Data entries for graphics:
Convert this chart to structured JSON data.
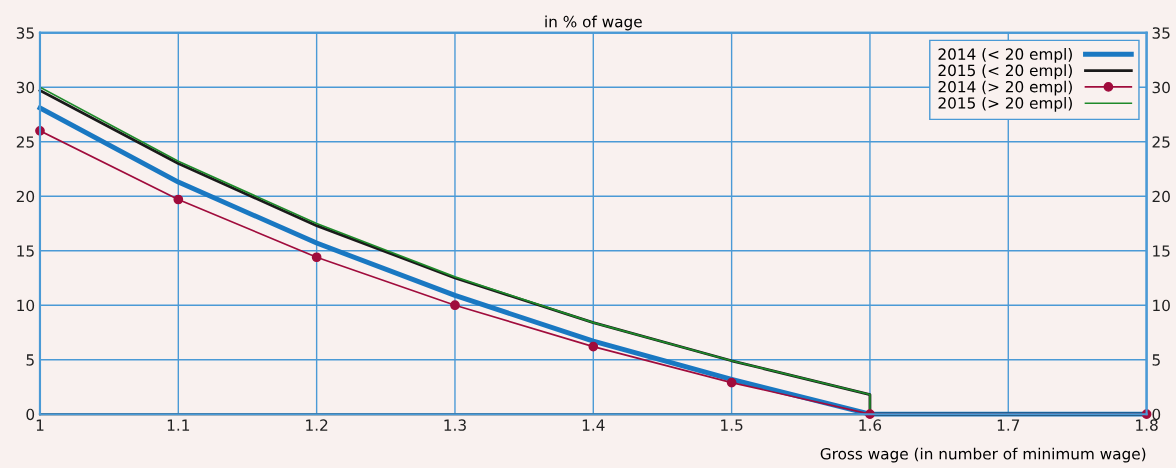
{
  "chart_data": {
    "type": "line",
    "title": "in % of wage",
    "xlabel": "Gross wage (in number of minimum wage)",
    "series": [
      {
        "name": "2014 (< 20 empl)",
        "color": "#1a78c2",
        "x": [
          1.0,
          1.1,
          1.2,
          1.3,
          1.4,
          1.5,
          1.6,
          1.8
        ],
        "values": [
          28.1,
          21.3,
          15.7,
          10.9,
          6.7,
          3.2,
          0,
          0
        ],
        "marker": "none"
      },
      {
        "name": "2015 (< 20 empl)",
        "color": "#1a1a1a",
        "x": [
          1.0,
          1.1,
          1.2,
          1.3,
          1.4,
          1.5,
          1.6,
          1.6,
          1.8
        ],
        "values": [
          29.7,
          23.0,
          17.3,
          12.5,
          8.4,
          4.9,
          1.8,
          0,
          0
        ],
        "marker": "none"
      },
      {
        "name": "2014 (> 20 empl)",
        "color": "#a00c3c",
        "x": [
          1.0,
          1.1,
          1.2,
          1.3,
          1.4,
          1.5,
          1.6,
          1.8
        ],
        "values": [
          26.0,
          19.7,
          14.4,
          10.0,
          6.2,
          2.9,
          0,
          0
        ],
        "marker": "circle"
      },
      {
        "name": "2015 (> 20 empl)",
        "color": "#1e8a2a",
        "x": [
          1.0,
          1.1,
          1.2,
          1.3,
          1.4,
          1.5,
          1.6,
          1.6,
          1.8
        ],
        "values": [
          30.0,
          23.2,
          17.5,
          12.6,
          8.4,
          4.9,
          1.8,
          0,
          0
        ],
        "marker": "none"
      }
    ],
    "xlim": [
      1.0,
      1.8
    ],
    "xticks": [
      1,
      1.1,
      1.2,
      1.3,
      1.4,
      1.5,
      1.6,
      1.7,
      1.8
    ],
    "ylim": [
      0,
      35
    ],
    "yticks": [
      0,
      5,
      10,
      15,
      20,
      25,
      30,
      35
    ],
    "y2lim": [
      0,
      35
    ],
    "y2ticks": [
      0,
      5,
      10,
      15,
      20,
      25,
      30,
      35
    ],
    "grid": true,
    "legend": "top right",
    "line_style": "solid"
  }
}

# What is expected
Copy each line that contains the word "wage".

# Task response
    "title": "in % of wage",
    "xlabel": "Gross wage (in number of minimum wage)",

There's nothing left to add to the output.